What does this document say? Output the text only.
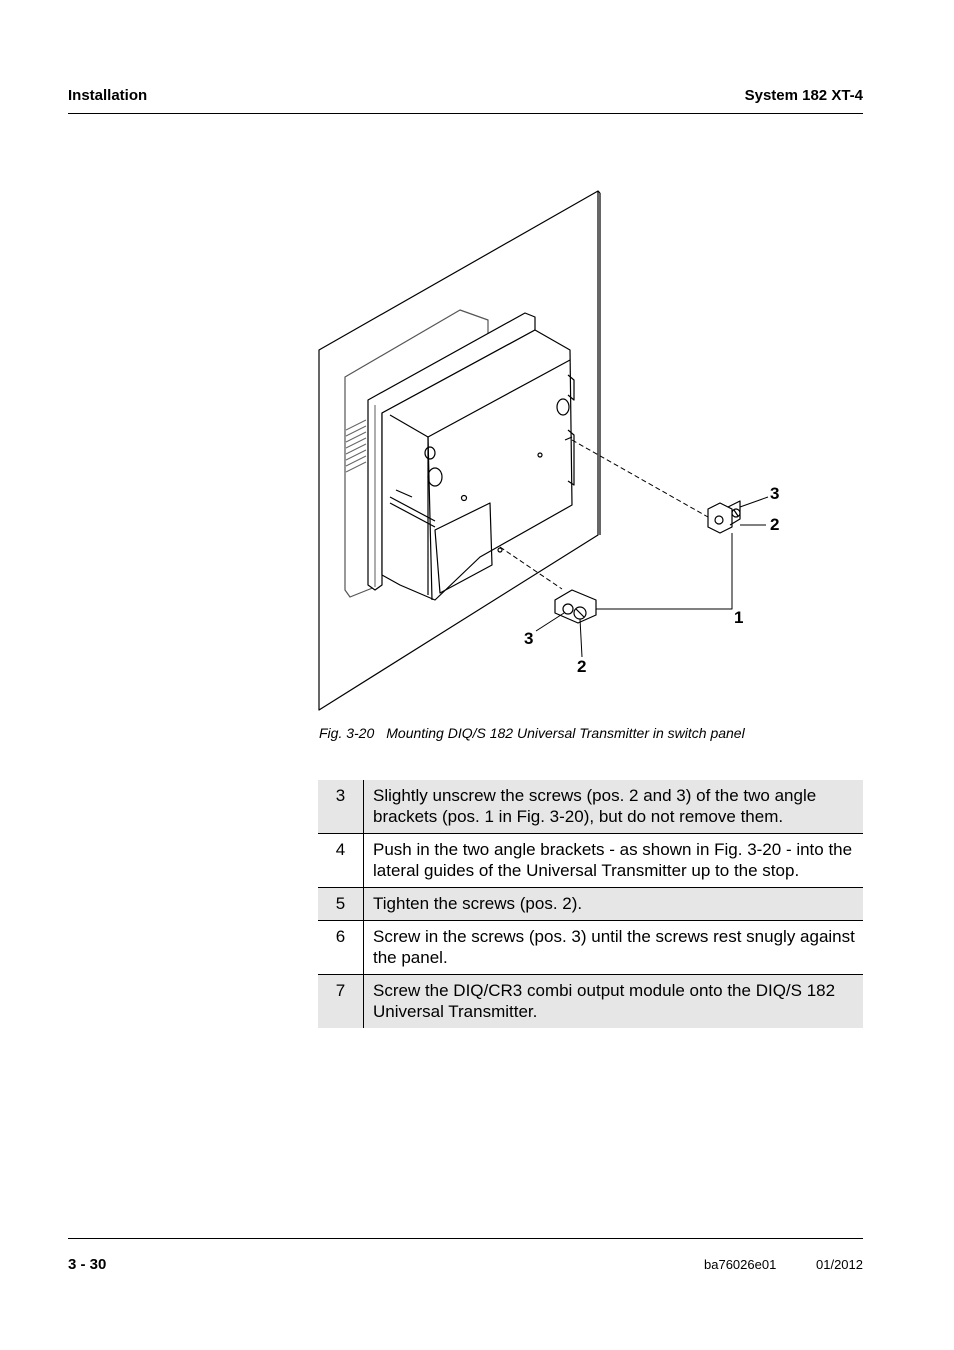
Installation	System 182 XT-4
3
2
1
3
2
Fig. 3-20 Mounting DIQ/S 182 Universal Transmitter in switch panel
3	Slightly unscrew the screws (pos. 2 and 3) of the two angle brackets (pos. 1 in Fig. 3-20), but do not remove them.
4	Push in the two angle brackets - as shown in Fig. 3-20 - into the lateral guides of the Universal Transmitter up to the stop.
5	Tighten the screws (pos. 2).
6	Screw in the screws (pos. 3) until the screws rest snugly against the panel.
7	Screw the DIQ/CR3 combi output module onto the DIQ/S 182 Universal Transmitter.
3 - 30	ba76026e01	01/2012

GOAL OF THE EXERCISE.
Leave out the pictures and retype every line above exactly.

CORRECT RESPONSE.
What does this document say? Output the text only.
Installation	System 182 XT-4
3
2
1
3
2
Fig. 3-20 Mounting DIQ/S 182 Universal Transmitter in switch panel
3	Slightly unscrew the screws (pos. 2 and 3) of the two angle brackets (pos. 1 in Fig. 3-20), but do not remove them.
4	Push in the two angle brackets - as shown in Fig. 3-20 - into the lateral guides of the Universal Transmitter up to the stop.
5	Tighten the screws (pos. 2).
6	Screw in the screws (pos. 3) until the screws rest snugly against the panel.
7	Screw the DIQ/CR3 combi output module onto the DIQ/S 182 Universal Transmitter.
3 - 30	ba76026e01	01/2012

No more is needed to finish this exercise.